-- OBJECTIVE --
Tally the lines in the following entries that include the word "title"; state only the total.

-- MATERIAL PROVIDED --

________

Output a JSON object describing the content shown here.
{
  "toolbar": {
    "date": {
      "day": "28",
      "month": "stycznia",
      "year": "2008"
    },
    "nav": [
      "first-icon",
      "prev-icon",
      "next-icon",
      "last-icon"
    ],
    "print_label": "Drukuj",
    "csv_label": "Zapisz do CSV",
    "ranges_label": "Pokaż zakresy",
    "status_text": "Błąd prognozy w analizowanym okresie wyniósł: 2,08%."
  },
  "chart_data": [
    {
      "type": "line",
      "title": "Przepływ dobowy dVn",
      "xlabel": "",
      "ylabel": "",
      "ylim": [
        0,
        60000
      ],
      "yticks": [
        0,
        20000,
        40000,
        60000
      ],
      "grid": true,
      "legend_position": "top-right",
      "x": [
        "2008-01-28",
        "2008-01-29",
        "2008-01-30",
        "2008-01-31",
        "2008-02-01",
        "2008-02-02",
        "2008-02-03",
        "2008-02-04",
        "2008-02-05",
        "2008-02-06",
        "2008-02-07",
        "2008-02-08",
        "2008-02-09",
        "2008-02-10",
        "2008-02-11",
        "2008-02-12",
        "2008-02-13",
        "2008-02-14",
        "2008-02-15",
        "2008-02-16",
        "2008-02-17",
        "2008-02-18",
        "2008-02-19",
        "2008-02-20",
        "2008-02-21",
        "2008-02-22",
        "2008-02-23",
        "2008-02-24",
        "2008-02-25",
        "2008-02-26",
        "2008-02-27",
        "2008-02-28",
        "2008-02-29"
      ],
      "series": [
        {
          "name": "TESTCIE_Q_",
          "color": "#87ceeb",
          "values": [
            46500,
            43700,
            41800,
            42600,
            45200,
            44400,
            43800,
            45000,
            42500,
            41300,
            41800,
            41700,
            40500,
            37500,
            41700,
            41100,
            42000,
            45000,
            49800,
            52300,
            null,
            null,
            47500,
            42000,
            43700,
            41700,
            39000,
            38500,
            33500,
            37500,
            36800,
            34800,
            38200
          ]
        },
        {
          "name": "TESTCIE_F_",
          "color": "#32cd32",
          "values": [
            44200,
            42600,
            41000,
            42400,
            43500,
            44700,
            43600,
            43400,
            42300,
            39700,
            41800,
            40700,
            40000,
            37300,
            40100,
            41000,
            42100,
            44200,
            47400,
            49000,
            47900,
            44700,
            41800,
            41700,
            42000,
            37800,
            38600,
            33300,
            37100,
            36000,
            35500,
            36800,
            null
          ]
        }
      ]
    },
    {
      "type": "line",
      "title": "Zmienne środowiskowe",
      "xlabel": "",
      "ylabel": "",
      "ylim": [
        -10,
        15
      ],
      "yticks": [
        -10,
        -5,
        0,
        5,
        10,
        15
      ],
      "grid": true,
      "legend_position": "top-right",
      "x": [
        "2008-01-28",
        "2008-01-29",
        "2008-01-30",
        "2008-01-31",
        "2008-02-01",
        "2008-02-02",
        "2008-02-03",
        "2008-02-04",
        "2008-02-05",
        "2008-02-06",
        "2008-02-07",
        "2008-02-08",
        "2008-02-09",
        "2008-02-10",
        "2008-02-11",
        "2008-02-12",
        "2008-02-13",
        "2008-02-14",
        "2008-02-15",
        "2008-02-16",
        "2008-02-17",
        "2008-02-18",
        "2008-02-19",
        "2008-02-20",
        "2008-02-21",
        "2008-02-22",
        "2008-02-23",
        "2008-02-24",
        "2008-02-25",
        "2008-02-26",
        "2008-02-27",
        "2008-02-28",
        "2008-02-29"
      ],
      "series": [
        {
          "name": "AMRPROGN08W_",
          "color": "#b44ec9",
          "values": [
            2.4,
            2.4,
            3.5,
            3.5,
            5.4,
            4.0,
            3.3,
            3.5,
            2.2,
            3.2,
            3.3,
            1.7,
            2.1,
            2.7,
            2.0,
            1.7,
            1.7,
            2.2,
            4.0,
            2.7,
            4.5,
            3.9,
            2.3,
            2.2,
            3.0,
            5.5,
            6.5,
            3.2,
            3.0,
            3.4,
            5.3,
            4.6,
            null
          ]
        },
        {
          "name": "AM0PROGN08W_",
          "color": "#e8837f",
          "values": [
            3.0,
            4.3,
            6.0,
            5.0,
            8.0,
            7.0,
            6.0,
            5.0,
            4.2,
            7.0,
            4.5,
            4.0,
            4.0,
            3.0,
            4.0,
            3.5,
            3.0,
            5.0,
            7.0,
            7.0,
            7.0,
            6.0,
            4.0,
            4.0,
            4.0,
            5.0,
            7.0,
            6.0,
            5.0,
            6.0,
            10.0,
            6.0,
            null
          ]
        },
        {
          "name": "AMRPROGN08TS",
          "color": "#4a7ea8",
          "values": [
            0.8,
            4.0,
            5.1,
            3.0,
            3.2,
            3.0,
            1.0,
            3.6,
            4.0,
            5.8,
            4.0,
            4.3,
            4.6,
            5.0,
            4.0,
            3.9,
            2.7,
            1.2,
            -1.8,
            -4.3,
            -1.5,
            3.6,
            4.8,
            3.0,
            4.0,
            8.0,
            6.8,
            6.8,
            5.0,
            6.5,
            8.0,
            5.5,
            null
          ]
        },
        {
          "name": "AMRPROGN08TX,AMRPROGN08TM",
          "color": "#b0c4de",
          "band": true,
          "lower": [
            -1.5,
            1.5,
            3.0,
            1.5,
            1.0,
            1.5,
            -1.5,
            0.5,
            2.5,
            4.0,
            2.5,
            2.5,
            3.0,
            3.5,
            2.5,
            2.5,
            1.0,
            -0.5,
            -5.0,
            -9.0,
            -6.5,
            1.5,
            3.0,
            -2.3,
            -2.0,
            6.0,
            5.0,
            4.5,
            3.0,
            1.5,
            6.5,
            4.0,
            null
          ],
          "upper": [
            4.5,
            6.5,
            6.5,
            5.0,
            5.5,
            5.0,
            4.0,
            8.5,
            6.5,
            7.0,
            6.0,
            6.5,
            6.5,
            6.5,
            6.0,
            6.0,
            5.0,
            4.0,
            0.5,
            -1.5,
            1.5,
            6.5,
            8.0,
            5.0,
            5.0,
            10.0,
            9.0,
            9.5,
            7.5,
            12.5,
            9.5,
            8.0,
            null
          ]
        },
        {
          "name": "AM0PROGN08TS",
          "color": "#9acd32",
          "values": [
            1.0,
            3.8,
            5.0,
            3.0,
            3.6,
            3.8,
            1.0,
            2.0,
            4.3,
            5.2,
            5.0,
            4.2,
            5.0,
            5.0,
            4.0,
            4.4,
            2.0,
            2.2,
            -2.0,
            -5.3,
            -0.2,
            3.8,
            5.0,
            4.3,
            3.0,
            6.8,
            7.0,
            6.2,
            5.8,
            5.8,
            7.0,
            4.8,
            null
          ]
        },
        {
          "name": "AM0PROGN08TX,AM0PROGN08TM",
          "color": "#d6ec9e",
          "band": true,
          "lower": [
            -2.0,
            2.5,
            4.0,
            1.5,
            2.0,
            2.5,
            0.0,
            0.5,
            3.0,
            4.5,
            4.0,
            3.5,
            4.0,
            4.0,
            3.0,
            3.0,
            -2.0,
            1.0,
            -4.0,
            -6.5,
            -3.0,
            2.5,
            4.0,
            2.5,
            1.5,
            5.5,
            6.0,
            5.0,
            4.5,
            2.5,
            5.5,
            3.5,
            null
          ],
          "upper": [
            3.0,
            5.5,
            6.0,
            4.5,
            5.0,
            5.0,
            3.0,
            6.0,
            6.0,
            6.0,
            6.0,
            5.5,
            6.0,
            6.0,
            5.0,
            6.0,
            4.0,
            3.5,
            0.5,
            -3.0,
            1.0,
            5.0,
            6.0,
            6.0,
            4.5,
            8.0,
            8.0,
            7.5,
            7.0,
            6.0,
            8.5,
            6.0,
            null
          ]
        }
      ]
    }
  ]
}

________

-- PROBLEM SOLUTION --
2